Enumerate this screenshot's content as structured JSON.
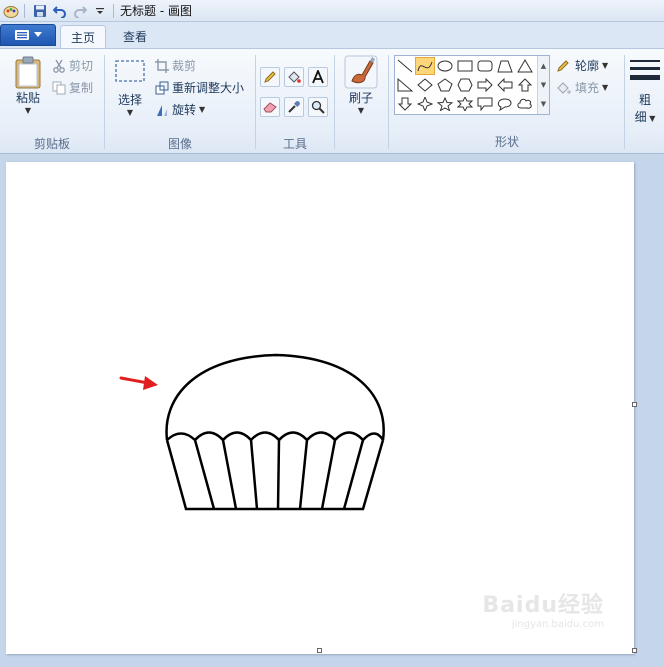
{
  "window": {
    "title": "无标题 - 画图"
  },
  "tabs": [
    {
      "label": "主页",
      "active": true
    },
    {
      "label": "查看",
      "active": false
    }
  ],
  "ribbon": {
    "clipboard": {
      "label": "剪贴板",
      "paste": "粘贴",
      "cut": "剪切",
      "copy": "复制"
    },
    "image": {
      "label": "图像",
      "select": "选择",
      "crop": "裁剪",
      "resize": "重新调整大小",
      "rotate": "旋转"
    },
    "tools": {
      "label": "工具",
      "items": [
        "pencil-icon",
        "fill-icon",
        "text-icon",
        "eraser-icon",
        "color-picker-icon",
        "magnifier-icon"
      ]
    },
    "brushes": {
      "label": "刷子"
    },
    "shapes": {
      "label": "形状",
      "outline": "轮廓",
      "fill": "填充",
      "selected": "curve"
    },
    "size": {
      "label_line1": "粗",
      "label_line2": "细"
    }
  },
  "canvas": {
    "background": "#ffffff",
    "arrow_color": "#e02020",
    "stroke_color": "#000000"
  },
  "watermark": {
    "main": "Baidu经验",
    "sub": "jingyan.baidu.com"
  }
}
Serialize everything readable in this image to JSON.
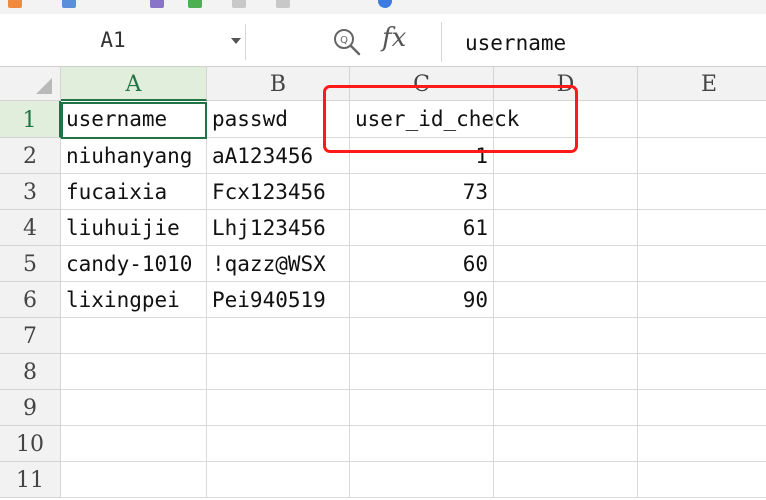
{
  "toolbar": {
    "icons": [
      "toolbar-icon-orange",
      "toolbar-icon-blue",
      "toolbar-icon-purple",
      "toolbar-icon-green",
      "undo-icon",
      "redo-icon"
    ]
  },
  "formula_bar": {
    "name_box": "A1",
    "fx_label": "fx",
    "formula": "username"
  },
  "sheet": {
    "columns": [
      "A",
      "B",
      "C",
      "D",
      "E"
    ],
    "rows": [
      "1",
      "2",
      "3",
      "4",
      "5",
      "6",
      "7",
      "8",
      "9",
      "10",
      "11"
    ],
    "header_row": [
      "username",
      "passwd",
      "user_id_check"
    ],
    "data": [
      [
        "niuhanyang",
        "aA123456",
        "1"
      ],
      [
        "fucaixia",
        "Fcx123456",
        "73"
      ],
      [
        "liuhuijie",
        "Lhj123456",
        "61"
      ],
      [
        "candy-1010",
        "!qazz@WSX",
        "60"
      ],
      [
        "lixingpei",
        "Pei940519",
        "90"
      ]
    ]
  },
  "colors": {
    "accent_green": "#217346",
    "annotation_red": "#ff1a1a"
  }
}
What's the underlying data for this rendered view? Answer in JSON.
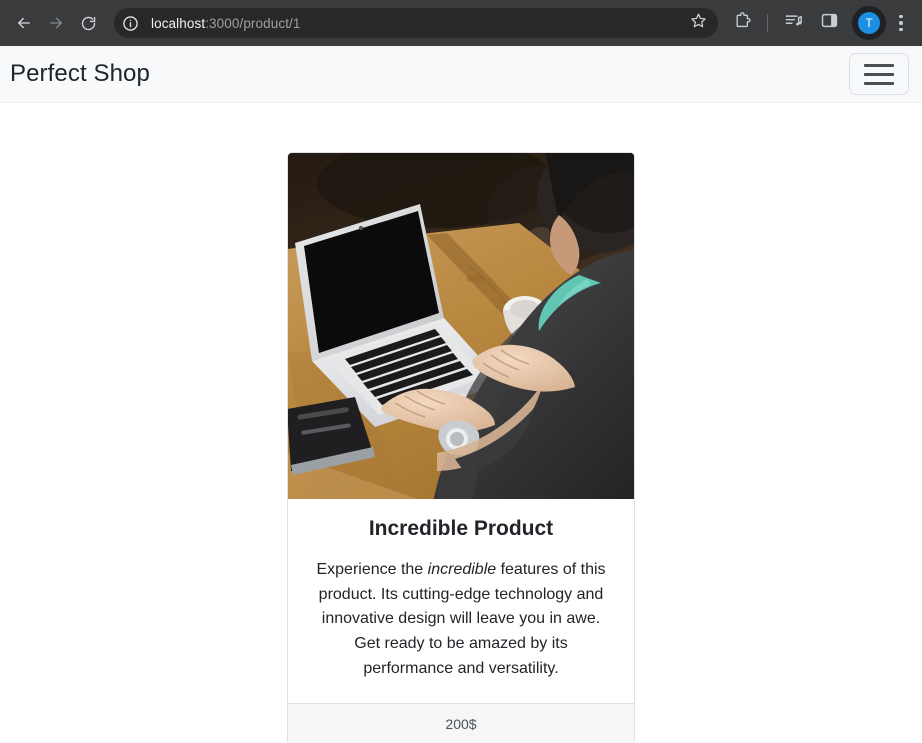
{
  "browser": {
    "back_icon": "back-arrow-icon",
    "forward_icon": "forward-arrow-icon",
    "reload_icon": "reload-icon",
    "site_info_icon": "site-info-circle-icon",
    "url_host": "localhost",
    "url_path": ":3000/product/1",
    "url_full": "localhost:3000/product/1",
    "bookmark_icon": "star-icon",
    "extensions_icon": "extensions-puzzle-icon",
    "media_icon": "media-playlist-icon",
    "side_panel_icon": "side-panel-icon",
    "profile_initial": "T",
    "profile_color": "#1a8fe3",
    "menu_icon": "three-dot-menu-icon",
    "chrome_bg": "#3a3b3c",
    "omnibox_bg": "#282828"
  },
  "site_nav": {
    "brand": "Perfect Shop",
    "toggler_icon": "hamburger-menu-icon",
    "bg": "#f8f9fa"
  },
  "product": {
    "image_alt": "person typing on a laptop at a wooden outdoor table",
    "title": "Incredible Product",
    "description_lead": "Experience the ",
    "description_emphasis": "incredible",
    "description_rest": " features of this product. Its cutting-edge technology and innovative design will leave you in awe. Get ready to be amazed by its performance and versatility.",
    "price": "200$"
  },
  "colors": {
    "card_border": "#dee2e6",
    "footer_bg": "#f7f7f8",
    "text": "#212529"
  }
}
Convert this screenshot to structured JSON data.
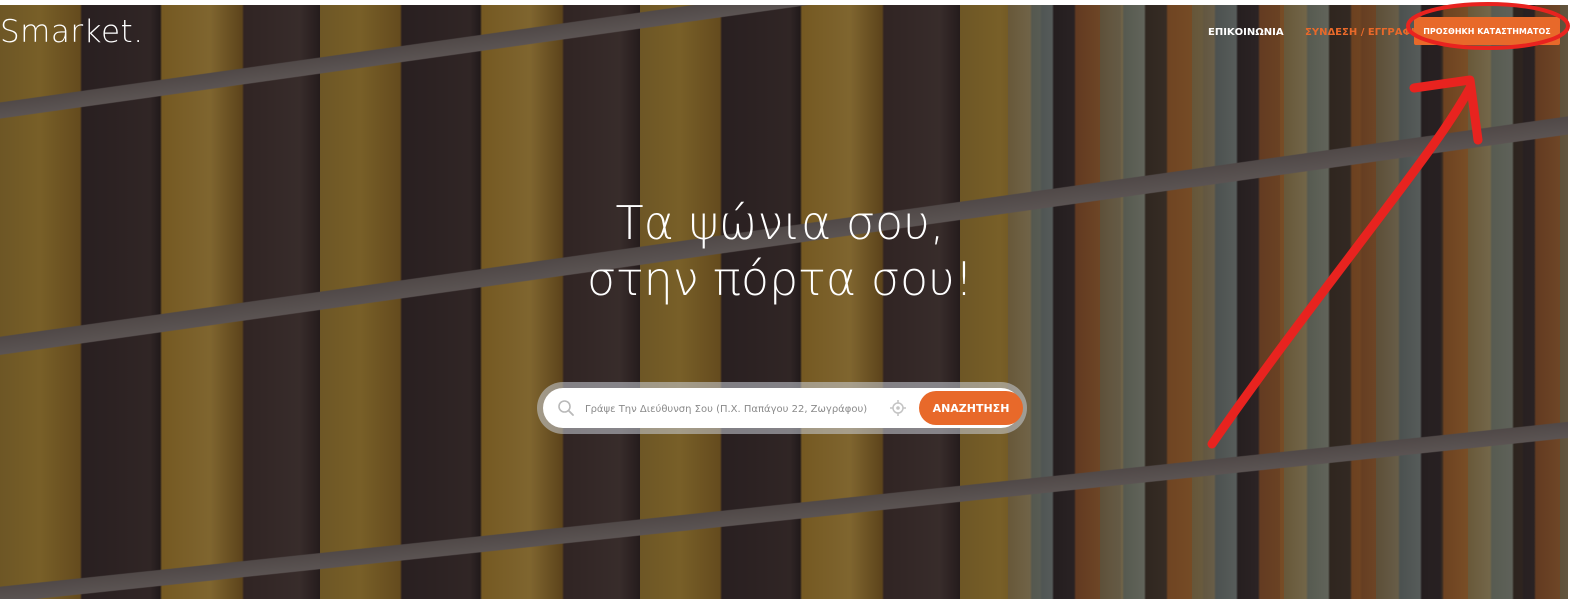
{
  "brand": {
    "logo_text": "Smarket",
    "logo_dot": "."
  },
  "nav": {
    "contact_label": "ΕΠΙΚΟΙΝΩΝΙΑ",
    "login_label": "ΣΥΝΔΕΣΗ / ΕΓΓΡΑΦΗ",
    "add_store_label": "ΠΡΟΣΘΗΚΗ ΚΑΤΑΣΤΗΜΑΤΟΣ"
  },
  "hero": {
    "headline_line1": "Τα ψώνια σου,",
    "headline_line2": "στην πόρτα σου!"
  },
  "search": {
    "placeholder": "Γράψε Την Διεύθυνση Σου (Π.Χ. Παπάγου 22, Ζωγράφου)",
    "value": "",
    "button_label": "ΑΝΑΖΗΤΗΣΗ",
    "search_icon": "search-icon",
    "locate_icon": "locate-icon"
  },
  "colors": {
    "accent": "#e8692a",
    "annotation_red": "#e8231f"
  }
}
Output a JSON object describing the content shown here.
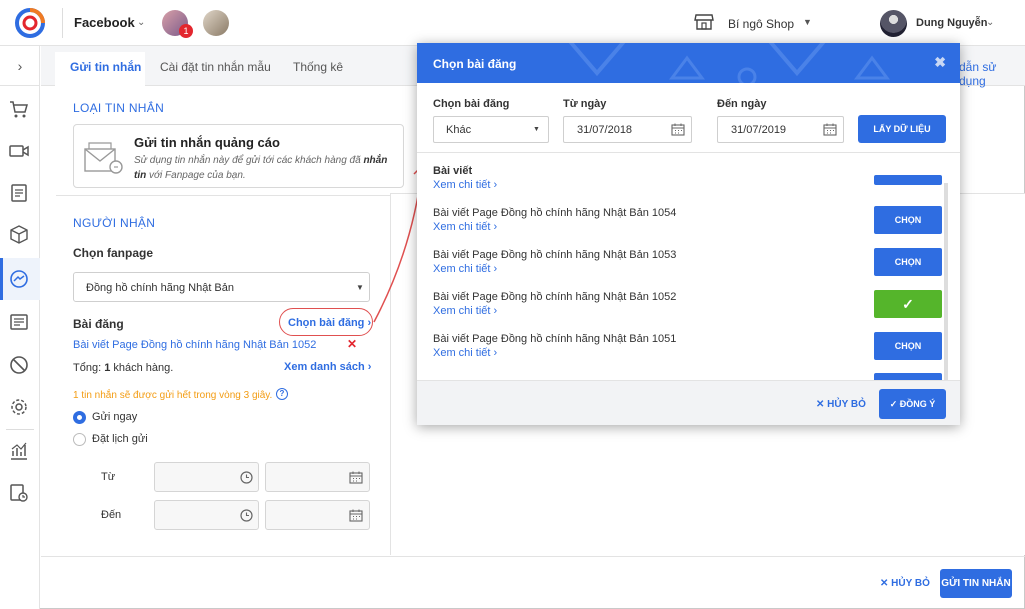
{
  "header": {
    "platform": "Facebook",
    "notification_count": "1",
    "shop_name": "Bí ngô Shop",
    "user_name": "Dung Nguyễn"
  },
  "tabs": [
    "Gửi tin nhắn",
    "Cài đặt tin nhắn mẫu",
    "Thống kê"
  ],
  "help_link": "dẫn sử dụng",
  "message_type": {
    "section_title": "LOẠI TIN NHẮN",
    "card_title": "Gửi tin nhắn quảng cáo",
    "card_desc_1": "Sử dụng tin nhắn này để gửi tới các khách hàng đã ",
    "card_desc_bold": "nhắn tin",
    "card_desc_2": " với Fanpage của bạn."
  },
  "recipient": {
    "section_title": "NGƯỜI NHẬN",
    "fanpage_label": "Chọn fanpage",
    "fanpage_value": "Đồng hồ chính hãng Nhật Bản",
    "post_label": "Bài đăng",
    "choose_post": "Chọn bài đăng",
    "selected_post": "Bài viết Page Đồng hồ chính hãng Nhật Bản 1052",
    "total_prefix": "Tổng: ",
    "total_count": "1",
    "total_suffix": " khách hàng.",
    "view_list": "Xem danh sách",
    "notice": "1 tin nhắn sẽ được gửi hết trong vòng 3 giây.",
    "send_now": "Gửi ngay",
    "schedule": "Đặt lịch gửi",
    "from_label": "Từ",
    "to_label": "Đến"
  },
  "footer": {
    "cancel": "HỦY BỎ",
    "send": "GỬI TIN NHẮN"
  },
  "modal": {
    "title": "Chọn bài đăng",
    "post_type_label": "Chọn bài đăng",
    "post_type_value": "Khác",
    "from_label": "Từ ngày",
    "from_value": "31/07/2018",
    "to_label": "Đến ngày",
    "to_value": "31/07/2019",
    "fetch_button": "LẤY DỮ LIỆU",
    "list_header": "Bài viết",
    "view_detail": "Xem chi tiết",
    "posts": [
      {
        "title": "Bài viết Page Đồng hồ chính hãng Nhật Bản 1054",
        "link": "Xem chi tiết",
        "action": "CHỌN"
      },
      {
        "title": "Bài viết Page Đồng hồ chính hãng Nhật Bản 1053",
        "link": "Xem chi tiết",
        "action": "CHỌN"
      },
      {
        "title": "Bài viết Page Đồng hồ chính hãng Nhật Bản 1052",
        "link": "Xem chi tiết",
        "action": "✓"
      },
      {
        "title": "Bài viết Page Đồng hồ chính hãng Nhật Bản 1051",
        "link": "Xem chi tiết",
        "action": "CHỌN"
      }
    ],
    "cancel": "HỦY BỎ",
    "confirm": "ĐỒNG Ý"
  },
  "colors": {
    "primary": "#2f6de1",
    "success": "#55b52b",
    "warning": "#f39c12",
    "danger": "#e3262e",
    "annotation": "#e05050"
  }
}
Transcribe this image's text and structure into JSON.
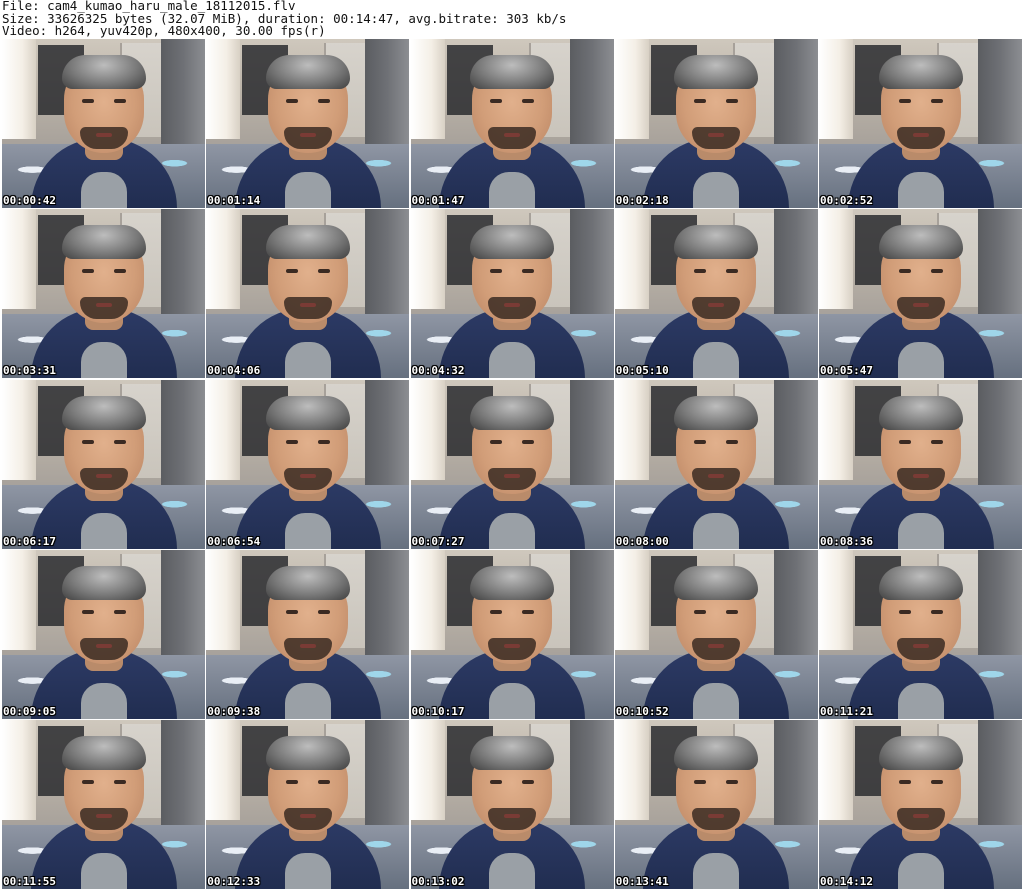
{
  "header": {
    "file_line": "File: cam4_kumao_haru_male_18112015.flv",
    "size_line": "Size: 33626325 bytes (32.07 MiB), duration: 00:14:47, avg.bitrate: 303 kb/s",
    "video_line": "Video: h264, yuv420p, 480x400, 30.00 fps(r)"
  },
  "thumbnails": [
    {
      "timestamp": "00:00:42"
    },
    {
      "timestamp": "00:01:14"
    },
    {
      "timestamp": "00:01:47"
    },
    {
      "timestamp": "00:02:18"
    },
    {
      "timestamp": "00:02:52"
    },
    {
      "timestamp": "00:03:31"
    },
    {
      "timestamp": "00:04:06"
    },
    {
      "timestamp": "00:04:32"
    },
    {
      "timestamp": "00:05:10"
    },
    {
      "timestamp": "00:05:47"
    },
    {
      "timestamp": "00:06:17"
    },
    {
      "timestamp": "00:06:54"
    },
    {
      "timestamp": "00:07:27"
    },
    {
      "timestamp": "00:08:00"
    },
    {
      "timestamp": "00:08:36"
    },
    {
      "timestamp": "00:09:05"
    },
    {
      "timestamp": "00:09:38"
    },
    {
      "timestamp": "00:10:17"
    },
    {
      "timestamp": "00:10:52"
    },
    {
      "timestamp": "00:11:21"
    },
    {
      "timestamp": "00:11:55"
    },
    {
      "timestamp": "00:12:33"
    },
    {
      "timestamp": "00:13:02"
    },
    {
      "timestamp": "00:13:41"
    },
    {
      "timestamp": "00:14:12"
    }
  ]
}
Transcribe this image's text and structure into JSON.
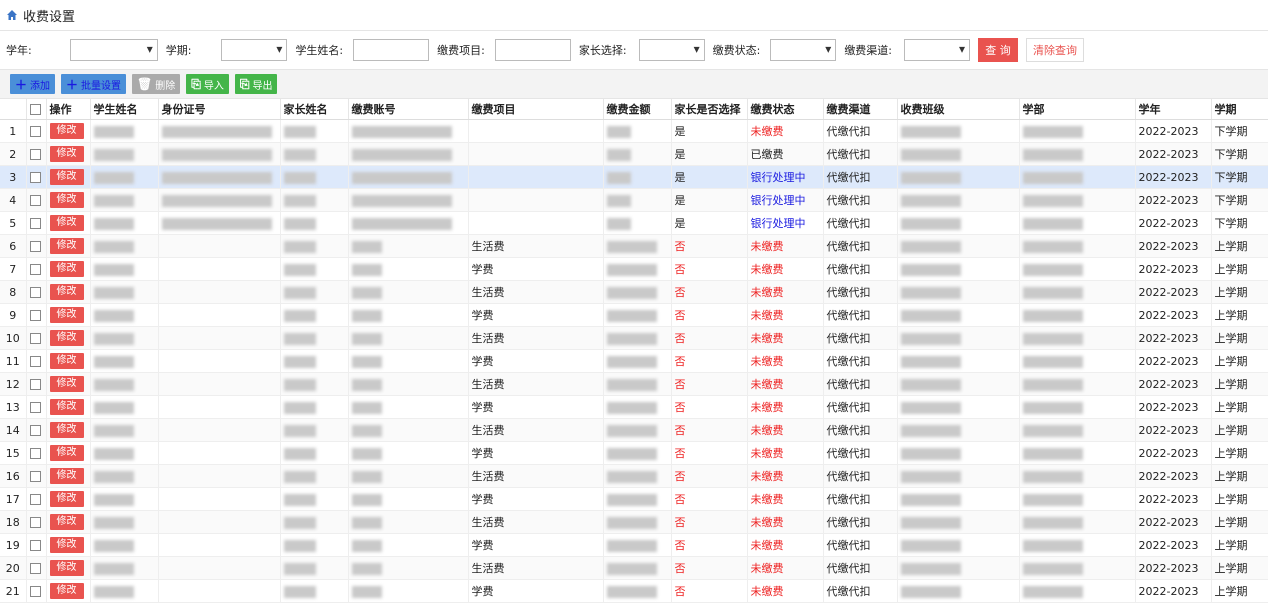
{
  "page_title": "收费设置",
  "filters": {
    "year_label": "学年:",
    "term_label": "学期:",
    "student_name_label": "学生姓名:",
    "fee_item_label": "缴费项目:",
    "parent_select_label": "家长选择:",
    "status_label": "缴费状态:",
    "channel_label": "缴费渠道:",
    "query_button": "查 询",
    "clear_button": "清除查询"
  },
  "toolbar": {
    "add": "添加",
    "batch": "批量设置",
    "delete": "删除",
    "import": "导入",
    "export": "导出"
  },
  "columns": [
    "操作",
    "学生姓名",
    "身份证号",
    "家长姓名",
    "缴费账号",
    "缴费项目",
    "缴费金额",
    "家长是否选择",
    "缴费状态",
    "缴费渠道",
    "收费班级",
    "学部",
    "学年",
    "学期"
  ],
  "edit_label": "修改",
  "rows": [
    {
      "n": "1",
      "item": "",
      "chosen": "是",
      "status": "未缴费",
      "st": "red",
      "ch": "代缴代扣",
      "year": "2022-2023",
      "term": "下学期"
    },
    {
      "n": "2",
      "item": "",
      "chosen": "是",
      "status": "已缴费",
      "st": "",
      "ch": "代缴代扣",
      "year": "2022-2023",
      "term": "下学期"
    },
    {
      "n": "3",
      "item": "",
      "chosen": "是",
      "status": "银行处理中",
      "st": "blue",
      "ch": "代缴代扣",
      "year": "2022-2023",
      "term": "下学期"
    },
    {
      "n": "4",
      "item": "",
      "chosen": "是",
      "status": "银行处理中",
      "st": "blue",
      "ch": "代缴代扣",
      "year": "2022-2023",
      "term": "下学期"
    },
    {
      "n": "5",
      "item": "",
      "chosen": "是",
      "status": "银行处理中",
      "st": "blue",
      "ch": "代缴代扣",
      "year": "2022-2023",
      "term": "下学期"
    },
    {
      "n": "6",
      "item": "生活费",
      "chosen": "否",
      "status": "未缴费",
      "st": "red",
      "ch": "代缴代扣",
      "year": "2022-2023",
      "term": "上学期"
    },
    {
      "n": "7",
      "item": "学费",
      "chosen": "否",
      "status": "未缴费",
      "st": "red",
      "ch": "代缴代扣",
      "year": "2022-2023",
      "term": "上学期"
    },
    {
      "n": "8",
      "item": "生活费",
      "chosen": "否",
      "status": "未缴费",
      "st": "red",
      "ch": "代缴代扣",
      "year": "2022-2023",
      "term": "上学期"
    },
    {
      "n": "9",
      "item": "学费",
      "chosen": "否",
      "status": "未缴费",
      "st": "red",
      "ch": "代缴代扣",
      "year": "2022-2023",
      "term": "上学期"
    },
    {
      "n": "10",
      "item": "生活费",
      "chosen": "否",
      "status": "未缴费",
      "st": "red",
      "ch": "代缴代扣",
      "year": "2022-2023",
      "term": "上学期"
    },
    {
      "n": "11",
      "item": "学费",
      "chosen": "否",
      "status": "未缴费",
      "st": "red",
      "ch": "代缴代扣",
      "year": "2022-2023",
      "term": "上学期"
    },
    {
      "n": "12",
      "item": "生活费",
      "chosen": "否",
      "status": "未缴费",
      "st": "red",
      "ch": "代缴代扣",
      "year": "2022-2023",
      "term": "上学期"
    },
    {
      "n": "13",
      "item": "学费",
      "chosen": "否",
      "status": "未缴费",
      "st": "red",
      "ch": "代缴代扣",
      "year": "2022-2023",
      "term": "上学期"
    },
    {
      "n": "14",
      "item": "生活费",
      "chosen": "否",
      "status": "未缴费",
      "st": "red",
      "ch": "代缴代扣",
      "year": "2022-2023",
      "term": "上学期"
    },
    {
      "n": "15",
      "item": "学费",
      "chosen": "否",
      "status": "未缴费",
      "st": "red",
      "ch": "代缴代扣",
      "year": "2022-2023",
      "term": "上学期"
    },
    {
      "n": "16",
      "item": "生活费",
      "chosen": "否",
      "status": "未缴费",
      "st": "red",
      "ch": "代缴代扣",
      "year": "2022-2023",
      "term": "上学期"
    },
    {
      "n": "17",
      "item": "学费",
      "chosen": "否",
      "status": "未缴费",
      "st": "red",
      "ch": "代缴代扣",
      "year": "2022-2023",
      "term": "上学期"
    },
    {
      "n": "18",
      "item": "生活费",
      "chosen": "否",
      "status": "未缴费",
      "st": "red",
      "ch": "代缴代扣",
      "year": "2022-2023",
      "term": "上学期"
    },
    {
      "n": "19",
      "item": "学费",
      "chosen": "否",
      "status": "未缴费",
      "st": "red",
      "ch": "代缴代扣",
      "year": "2022-2023",
      "term": "上学期"
    },
    {
      "n": "20",
      "item": "生活费",
      "chosen": "否",
      "status": "未缴费",
      "st": "red",
      "ch": "代缴代扣",
      "year": "2022-2023",
      "term": "上学期"
    },
    {
      "n": "21",
      "item": "学费",
      "chosen": "否",
      "status": "未缴费",
      "st": "red",
      "ch": "代缴代扣",
      "year": "2022-2023",
      "term": "上学期"
    }
  ]
}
━━━━━━━━━━━━━━━━
PROBLEM = Write only the number of lines that include "content".

FINISHED ANSWER = 2